----- TASK MATERIAL

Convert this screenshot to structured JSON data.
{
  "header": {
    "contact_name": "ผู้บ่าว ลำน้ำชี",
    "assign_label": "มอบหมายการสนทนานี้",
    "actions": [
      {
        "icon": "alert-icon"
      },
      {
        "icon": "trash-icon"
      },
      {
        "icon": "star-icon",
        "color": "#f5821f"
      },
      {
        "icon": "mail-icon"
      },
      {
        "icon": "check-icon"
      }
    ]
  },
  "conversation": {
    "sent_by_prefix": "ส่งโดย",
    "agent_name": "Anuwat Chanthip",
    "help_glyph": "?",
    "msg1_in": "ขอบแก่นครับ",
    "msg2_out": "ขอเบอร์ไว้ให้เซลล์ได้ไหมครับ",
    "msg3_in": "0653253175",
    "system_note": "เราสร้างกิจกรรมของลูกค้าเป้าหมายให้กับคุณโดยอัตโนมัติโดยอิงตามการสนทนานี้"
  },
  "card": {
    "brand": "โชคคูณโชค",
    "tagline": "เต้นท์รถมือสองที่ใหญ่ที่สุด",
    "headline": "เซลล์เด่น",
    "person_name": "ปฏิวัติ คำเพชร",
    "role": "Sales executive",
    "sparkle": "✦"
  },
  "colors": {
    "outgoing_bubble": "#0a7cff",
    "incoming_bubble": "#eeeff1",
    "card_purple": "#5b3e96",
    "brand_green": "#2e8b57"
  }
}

----------

> [REQUIRED WORK]: Copy each line above where the string "icon" occurs.

> [RESPONSE FOR THIS EXERCISE]:
        "icon": "alert-icon"
        "icon": "trash-icon"
        "icon": "star-icon",
        "icon": "mail-icon"
        "icon": "check-icon"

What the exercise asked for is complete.